**Excerpted text**.

"""

This text is from an oral presentation that explores the role that food plays in Lahiri’s collection, as metaphor and cultural signifier. As such the language is less formal than you might usually expect from an academic paper.

Food plays several roles in Jhumpa Lahiri’s work.  My intention here is first pick out the main signification before moving on to smaller ways it manifests as meaning in stories featured in Lahiri’s collection “Interpreter of Maladies”. In doing that I think we see some of the themes that run through the other stories too.

There’s an overarching sense throughout this collection that food – its preparation and the rituals of consumption – are representative of the dislocation of Indian culture.  Lahiri’s description of the making and then the serving of meals serves as a shorthand for “diaspora” – the transplantation of people from one culture into another.

There’s often a contrast between the food prepared and the settings in which food is eaten.

For example

“You made rogan josh” Shoba observed, looking through the glass lid at the bright paprika stew”

Pg 9 “A Temporary Matter”

 

Then, a little later, there’s this description of the meat.

“It’s ready,” he announced.
The microwave had just beeped when the lights went out and the music disappeared

The Western technologies of the microwave and HiFi are set here against another life, rich in other ways, where another set of values is important.

"""

**What you will do**.
a - The essay on food sets some titles and terms in quotation marks apart from the lines it quotes from the story. List every such title or term.
b - Print the stretch of the essay on food from "Food plays several" through "other stories too.".

**Provided data**.

"""

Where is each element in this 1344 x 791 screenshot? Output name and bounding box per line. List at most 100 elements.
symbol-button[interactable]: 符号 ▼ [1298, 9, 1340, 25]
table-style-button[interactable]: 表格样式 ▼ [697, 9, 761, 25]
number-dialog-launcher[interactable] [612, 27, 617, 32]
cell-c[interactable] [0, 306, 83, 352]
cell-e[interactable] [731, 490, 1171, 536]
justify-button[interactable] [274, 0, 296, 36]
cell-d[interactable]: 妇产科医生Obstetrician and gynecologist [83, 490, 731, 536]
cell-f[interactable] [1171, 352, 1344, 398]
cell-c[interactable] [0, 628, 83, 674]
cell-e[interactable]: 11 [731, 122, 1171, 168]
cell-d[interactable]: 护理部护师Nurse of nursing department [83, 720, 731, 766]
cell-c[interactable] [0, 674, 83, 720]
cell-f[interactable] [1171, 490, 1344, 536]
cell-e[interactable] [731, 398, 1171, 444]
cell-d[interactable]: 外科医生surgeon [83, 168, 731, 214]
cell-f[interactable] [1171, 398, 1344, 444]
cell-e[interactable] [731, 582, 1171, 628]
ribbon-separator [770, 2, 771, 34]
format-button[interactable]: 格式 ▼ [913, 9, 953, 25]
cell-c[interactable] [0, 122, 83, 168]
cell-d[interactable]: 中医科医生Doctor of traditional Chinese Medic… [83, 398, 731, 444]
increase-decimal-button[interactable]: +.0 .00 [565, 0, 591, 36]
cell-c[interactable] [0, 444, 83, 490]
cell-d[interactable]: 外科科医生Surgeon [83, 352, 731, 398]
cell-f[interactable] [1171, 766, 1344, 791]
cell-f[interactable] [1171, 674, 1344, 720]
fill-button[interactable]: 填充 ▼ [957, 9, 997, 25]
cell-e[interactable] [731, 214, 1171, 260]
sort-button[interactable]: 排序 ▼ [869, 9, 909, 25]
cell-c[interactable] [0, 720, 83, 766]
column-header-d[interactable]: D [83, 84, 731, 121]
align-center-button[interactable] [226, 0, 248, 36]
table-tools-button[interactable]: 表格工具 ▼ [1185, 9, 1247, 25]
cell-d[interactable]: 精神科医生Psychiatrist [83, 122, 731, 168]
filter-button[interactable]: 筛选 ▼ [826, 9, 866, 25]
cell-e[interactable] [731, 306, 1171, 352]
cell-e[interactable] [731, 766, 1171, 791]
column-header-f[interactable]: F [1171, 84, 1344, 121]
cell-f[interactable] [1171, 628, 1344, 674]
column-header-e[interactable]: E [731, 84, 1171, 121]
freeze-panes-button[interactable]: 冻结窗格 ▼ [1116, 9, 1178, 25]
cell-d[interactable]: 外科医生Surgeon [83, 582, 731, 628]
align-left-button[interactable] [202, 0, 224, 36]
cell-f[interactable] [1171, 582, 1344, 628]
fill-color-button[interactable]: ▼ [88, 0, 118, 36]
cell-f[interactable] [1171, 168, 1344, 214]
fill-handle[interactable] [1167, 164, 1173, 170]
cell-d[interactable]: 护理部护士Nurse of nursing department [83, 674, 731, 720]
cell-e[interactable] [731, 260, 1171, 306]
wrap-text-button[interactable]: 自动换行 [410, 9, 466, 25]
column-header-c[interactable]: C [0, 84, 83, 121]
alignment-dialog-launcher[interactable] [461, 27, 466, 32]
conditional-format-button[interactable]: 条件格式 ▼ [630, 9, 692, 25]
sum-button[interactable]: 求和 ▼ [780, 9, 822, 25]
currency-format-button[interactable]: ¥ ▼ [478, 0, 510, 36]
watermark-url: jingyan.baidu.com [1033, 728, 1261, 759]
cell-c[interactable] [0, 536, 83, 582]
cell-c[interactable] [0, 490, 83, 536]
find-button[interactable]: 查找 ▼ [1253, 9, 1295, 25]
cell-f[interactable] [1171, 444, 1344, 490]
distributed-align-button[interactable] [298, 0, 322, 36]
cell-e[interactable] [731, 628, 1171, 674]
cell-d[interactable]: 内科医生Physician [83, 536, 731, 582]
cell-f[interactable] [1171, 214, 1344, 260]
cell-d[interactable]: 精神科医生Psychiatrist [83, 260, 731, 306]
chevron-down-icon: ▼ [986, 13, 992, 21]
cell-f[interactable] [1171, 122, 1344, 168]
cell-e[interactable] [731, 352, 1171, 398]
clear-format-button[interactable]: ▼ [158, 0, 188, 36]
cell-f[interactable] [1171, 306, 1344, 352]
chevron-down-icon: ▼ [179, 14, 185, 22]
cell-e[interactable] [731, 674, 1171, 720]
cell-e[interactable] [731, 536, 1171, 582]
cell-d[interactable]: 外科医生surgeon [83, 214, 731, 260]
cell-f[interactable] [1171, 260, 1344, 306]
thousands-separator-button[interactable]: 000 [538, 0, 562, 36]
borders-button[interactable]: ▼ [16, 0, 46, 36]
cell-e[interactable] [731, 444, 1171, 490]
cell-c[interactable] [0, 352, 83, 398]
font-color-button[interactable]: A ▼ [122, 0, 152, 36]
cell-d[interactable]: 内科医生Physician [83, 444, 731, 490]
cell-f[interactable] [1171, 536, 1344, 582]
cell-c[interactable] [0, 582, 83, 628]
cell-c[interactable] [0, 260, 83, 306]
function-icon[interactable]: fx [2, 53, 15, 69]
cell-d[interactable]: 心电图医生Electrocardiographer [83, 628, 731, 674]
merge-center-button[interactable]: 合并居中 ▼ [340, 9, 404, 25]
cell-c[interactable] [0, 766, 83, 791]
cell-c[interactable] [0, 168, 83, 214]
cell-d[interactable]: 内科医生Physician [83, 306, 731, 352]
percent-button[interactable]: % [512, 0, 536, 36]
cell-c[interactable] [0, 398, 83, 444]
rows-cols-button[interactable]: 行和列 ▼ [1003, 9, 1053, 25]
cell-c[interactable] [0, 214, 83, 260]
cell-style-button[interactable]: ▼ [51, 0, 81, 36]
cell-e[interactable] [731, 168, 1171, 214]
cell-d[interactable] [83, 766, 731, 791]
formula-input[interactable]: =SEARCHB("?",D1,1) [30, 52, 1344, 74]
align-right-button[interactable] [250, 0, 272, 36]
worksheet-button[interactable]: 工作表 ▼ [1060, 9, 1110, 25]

"""

**Answers**.
a -
Interpreter of Maladies
diaspora
A Temporary Matter

b -
Food plays several roles in Jhumpa Lahiri’s work.  My intention here is first pick out the main signification before moving on to smaller ways it manifests as meaning in stories featured in Lahiri’s collection “Interpreter of Maladies”. In doing that I think we see some of the themes that run through the other stories too.